(Stored data)
+---+

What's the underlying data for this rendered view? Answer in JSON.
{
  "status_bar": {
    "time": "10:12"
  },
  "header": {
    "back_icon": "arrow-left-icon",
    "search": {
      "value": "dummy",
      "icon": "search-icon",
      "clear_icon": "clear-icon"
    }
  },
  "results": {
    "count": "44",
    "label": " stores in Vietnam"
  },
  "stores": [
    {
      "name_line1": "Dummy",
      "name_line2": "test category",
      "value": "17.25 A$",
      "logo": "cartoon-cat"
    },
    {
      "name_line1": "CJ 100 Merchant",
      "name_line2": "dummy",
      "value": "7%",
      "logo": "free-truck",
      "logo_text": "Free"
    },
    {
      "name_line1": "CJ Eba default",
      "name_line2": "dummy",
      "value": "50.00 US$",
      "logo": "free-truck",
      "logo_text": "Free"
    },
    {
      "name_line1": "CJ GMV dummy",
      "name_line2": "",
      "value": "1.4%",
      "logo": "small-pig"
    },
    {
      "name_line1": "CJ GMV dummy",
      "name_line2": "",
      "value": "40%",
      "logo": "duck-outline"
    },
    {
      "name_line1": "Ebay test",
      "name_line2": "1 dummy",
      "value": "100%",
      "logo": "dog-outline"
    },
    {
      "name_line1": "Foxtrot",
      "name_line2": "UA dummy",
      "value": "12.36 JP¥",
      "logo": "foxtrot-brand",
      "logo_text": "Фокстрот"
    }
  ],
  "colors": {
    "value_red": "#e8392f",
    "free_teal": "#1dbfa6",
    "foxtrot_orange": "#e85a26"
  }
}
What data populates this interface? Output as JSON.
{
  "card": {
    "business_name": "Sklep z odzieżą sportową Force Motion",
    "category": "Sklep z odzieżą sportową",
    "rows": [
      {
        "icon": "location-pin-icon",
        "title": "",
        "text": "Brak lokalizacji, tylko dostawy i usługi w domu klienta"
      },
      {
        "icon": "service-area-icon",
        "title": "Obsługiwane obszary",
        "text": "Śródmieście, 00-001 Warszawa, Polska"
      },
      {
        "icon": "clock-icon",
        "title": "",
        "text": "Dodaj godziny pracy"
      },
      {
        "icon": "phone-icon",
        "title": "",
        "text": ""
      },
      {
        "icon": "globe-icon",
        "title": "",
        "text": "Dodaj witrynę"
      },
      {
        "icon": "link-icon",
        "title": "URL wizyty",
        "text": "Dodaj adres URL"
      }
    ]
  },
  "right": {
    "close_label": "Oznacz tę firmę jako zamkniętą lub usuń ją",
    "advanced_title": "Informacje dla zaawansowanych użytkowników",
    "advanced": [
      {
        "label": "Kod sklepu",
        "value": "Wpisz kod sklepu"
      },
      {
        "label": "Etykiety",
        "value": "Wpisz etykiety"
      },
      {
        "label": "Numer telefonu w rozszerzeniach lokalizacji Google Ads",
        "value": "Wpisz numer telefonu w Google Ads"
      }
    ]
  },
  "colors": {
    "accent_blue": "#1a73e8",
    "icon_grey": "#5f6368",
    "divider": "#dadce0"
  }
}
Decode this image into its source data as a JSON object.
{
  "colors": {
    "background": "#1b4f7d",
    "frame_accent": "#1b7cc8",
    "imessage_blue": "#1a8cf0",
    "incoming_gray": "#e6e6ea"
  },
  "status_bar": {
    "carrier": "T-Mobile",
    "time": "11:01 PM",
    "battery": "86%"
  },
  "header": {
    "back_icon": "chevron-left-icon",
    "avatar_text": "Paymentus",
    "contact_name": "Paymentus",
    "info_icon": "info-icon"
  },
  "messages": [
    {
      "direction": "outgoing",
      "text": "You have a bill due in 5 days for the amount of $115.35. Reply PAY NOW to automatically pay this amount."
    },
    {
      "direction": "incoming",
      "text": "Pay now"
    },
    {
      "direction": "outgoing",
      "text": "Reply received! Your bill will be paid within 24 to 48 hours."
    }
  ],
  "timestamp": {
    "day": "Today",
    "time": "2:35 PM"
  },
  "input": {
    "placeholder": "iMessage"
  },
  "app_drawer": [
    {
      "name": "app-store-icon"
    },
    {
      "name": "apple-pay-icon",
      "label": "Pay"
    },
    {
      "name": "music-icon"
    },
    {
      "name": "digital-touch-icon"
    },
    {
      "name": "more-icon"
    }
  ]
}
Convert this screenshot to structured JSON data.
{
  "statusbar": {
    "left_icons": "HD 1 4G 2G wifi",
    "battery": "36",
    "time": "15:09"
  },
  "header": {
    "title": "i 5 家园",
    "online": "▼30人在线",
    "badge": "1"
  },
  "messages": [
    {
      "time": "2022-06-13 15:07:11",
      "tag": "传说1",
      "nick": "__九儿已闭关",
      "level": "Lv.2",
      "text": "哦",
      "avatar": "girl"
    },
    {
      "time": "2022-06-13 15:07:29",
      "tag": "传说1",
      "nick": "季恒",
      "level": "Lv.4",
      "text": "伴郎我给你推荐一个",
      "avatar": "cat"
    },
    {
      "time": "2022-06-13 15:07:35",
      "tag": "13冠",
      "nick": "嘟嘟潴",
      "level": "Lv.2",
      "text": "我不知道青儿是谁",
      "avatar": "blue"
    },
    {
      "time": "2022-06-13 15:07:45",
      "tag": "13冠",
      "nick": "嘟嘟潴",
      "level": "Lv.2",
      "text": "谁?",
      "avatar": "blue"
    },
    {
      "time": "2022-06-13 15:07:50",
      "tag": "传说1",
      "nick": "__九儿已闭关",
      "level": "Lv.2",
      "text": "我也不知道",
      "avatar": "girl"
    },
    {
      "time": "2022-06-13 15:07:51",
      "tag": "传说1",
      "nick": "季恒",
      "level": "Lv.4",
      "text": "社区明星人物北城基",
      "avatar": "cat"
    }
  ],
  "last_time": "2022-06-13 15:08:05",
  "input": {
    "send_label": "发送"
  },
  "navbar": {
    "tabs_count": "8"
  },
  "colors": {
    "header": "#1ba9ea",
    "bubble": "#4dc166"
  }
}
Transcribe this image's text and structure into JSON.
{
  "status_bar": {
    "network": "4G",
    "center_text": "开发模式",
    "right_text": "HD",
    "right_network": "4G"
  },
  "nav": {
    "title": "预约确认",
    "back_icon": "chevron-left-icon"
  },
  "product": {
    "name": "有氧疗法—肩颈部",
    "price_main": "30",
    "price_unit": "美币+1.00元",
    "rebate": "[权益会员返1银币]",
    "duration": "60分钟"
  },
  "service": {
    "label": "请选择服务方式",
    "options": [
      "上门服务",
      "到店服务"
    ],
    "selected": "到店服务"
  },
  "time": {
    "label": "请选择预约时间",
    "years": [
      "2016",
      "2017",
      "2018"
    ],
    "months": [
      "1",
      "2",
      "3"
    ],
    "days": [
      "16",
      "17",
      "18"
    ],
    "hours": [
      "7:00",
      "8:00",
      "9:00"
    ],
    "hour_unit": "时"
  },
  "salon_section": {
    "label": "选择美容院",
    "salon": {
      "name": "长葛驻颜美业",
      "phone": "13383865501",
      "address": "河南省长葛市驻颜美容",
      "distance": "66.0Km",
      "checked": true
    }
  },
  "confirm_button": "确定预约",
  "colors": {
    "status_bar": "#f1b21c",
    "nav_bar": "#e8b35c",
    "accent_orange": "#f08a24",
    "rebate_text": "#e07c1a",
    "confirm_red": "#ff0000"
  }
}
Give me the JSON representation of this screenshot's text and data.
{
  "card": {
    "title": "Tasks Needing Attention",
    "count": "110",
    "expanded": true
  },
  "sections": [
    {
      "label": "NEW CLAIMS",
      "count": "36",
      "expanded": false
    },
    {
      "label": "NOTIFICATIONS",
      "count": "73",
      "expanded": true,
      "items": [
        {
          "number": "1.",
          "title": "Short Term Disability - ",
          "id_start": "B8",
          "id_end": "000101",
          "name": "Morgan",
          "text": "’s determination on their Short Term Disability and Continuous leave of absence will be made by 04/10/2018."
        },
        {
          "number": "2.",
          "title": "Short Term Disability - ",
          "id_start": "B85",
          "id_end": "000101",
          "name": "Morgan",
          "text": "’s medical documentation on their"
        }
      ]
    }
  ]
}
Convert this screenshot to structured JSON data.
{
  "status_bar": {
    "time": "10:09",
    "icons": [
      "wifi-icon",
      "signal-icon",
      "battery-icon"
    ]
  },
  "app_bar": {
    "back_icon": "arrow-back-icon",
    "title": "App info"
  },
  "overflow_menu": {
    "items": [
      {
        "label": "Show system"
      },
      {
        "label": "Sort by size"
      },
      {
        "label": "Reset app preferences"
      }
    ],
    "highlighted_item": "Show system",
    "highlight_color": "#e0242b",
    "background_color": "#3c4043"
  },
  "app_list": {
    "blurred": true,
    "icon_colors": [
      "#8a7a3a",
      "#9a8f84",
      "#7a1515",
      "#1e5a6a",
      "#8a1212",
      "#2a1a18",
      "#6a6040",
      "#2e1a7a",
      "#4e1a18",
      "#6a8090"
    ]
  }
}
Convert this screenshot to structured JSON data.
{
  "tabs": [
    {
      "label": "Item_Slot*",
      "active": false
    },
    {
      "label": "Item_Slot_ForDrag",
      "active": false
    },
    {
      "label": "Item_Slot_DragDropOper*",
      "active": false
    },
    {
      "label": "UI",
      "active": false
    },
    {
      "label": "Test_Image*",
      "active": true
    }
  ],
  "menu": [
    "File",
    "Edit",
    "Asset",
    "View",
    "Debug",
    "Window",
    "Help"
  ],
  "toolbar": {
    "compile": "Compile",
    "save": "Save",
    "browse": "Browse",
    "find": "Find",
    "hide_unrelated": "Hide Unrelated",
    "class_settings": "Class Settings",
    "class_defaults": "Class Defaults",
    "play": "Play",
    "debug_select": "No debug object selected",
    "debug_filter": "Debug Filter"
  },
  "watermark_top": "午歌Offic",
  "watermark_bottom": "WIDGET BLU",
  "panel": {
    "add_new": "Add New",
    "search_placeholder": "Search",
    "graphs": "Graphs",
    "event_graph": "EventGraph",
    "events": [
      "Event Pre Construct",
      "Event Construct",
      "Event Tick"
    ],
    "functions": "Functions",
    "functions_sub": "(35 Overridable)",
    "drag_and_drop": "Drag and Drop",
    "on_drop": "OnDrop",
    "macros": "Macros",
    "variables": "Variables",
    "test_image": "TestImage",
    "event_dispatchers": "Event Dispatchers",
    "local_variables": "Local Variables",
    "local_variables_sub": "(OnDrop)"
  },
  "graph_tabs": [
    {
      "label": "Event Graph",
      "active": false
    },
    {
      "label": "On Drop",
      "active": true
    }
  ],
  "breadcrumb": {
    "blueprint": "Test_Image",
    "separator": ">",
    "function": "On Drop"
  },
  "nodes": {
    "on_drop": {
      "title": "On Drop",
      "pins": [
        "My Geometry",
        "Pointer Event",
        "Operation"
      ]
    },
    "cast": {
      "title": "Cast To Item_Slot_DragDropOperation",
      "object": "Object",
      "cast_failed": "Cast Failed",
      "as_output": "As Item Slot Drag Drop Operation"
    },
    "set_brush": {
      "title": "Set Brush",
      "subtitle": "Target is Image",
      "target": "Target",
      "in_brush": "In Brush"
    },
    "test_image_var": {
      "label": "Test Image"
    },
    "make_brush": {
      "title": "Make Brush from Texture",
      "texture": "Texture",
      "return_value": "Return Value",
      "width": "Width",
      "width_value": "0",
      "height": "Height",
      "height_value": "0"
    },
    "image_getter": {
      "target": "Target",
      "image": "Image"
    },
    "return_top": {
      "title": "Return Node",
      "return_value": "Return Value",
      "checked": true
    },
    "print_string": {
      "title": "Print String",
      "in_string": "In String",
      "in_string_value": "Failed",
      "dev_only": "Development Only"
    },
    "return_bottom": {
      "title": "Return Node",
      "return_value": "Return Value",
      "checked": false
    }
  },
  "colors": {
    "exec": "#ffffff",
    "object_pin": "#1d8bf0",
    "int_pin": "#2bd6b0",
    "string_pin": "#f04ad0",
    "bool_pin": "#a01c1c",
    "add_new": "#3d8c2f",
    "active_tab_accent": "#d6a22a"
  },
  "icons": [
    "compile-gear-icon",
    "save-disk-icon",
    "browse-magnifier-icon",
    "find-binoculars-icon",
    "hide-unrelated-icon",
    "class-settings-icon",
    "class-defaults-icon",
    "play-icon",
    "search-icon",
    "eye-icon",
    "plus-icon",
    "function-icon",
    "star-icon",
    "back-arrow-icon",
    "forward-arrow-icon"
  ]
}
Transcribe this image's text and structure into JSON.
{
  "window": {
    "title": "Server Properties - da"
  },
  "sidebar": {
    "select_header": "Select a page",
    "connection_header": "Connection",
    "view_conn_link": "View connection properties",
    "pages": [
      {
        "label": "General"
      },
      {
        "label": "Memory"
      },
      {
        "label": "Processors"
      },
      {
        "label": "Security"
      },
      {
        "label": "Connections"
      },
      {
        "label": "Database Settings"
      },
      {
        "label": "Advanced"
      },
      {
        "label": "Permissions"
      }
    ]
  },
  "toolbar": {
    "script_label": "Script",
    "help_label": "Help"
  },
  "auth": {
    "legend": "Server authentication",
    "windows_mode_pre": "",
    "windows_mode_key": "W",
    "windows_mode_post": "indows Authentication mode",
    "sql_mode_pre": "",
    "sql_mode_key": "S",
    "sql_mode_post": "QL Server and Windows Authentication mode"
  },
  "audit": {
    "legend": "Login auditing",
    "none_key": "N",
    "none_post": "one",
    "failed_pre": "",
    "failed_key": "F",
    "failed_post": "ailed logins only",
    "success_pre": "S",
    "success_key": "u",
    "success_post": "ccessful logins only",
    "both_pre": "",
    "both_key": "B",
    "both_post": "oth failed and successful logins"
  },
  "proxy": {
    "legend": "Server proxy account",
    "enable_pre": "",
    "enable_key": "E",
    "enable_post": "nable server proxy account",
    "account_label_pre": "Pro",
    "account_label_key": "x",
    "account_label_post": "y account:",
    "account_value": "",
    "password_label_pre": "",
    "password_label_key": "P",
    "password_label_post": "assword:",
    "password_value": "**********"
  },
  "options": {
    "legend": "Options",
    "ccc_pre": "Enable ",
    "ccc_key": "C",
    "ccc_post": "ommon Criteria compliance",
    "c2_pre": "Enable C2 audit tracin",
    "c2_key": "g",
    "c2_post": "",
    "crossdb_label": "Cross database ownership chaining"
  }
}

+---+

PROBLEM TO SOLVE: Search the records above for "sklepu". Copy each line where it is found.

RESPONSE FOR THIS EXERCISE:
        "label": "Kod sklepu",
        "value": "Wpisz kod sklepu"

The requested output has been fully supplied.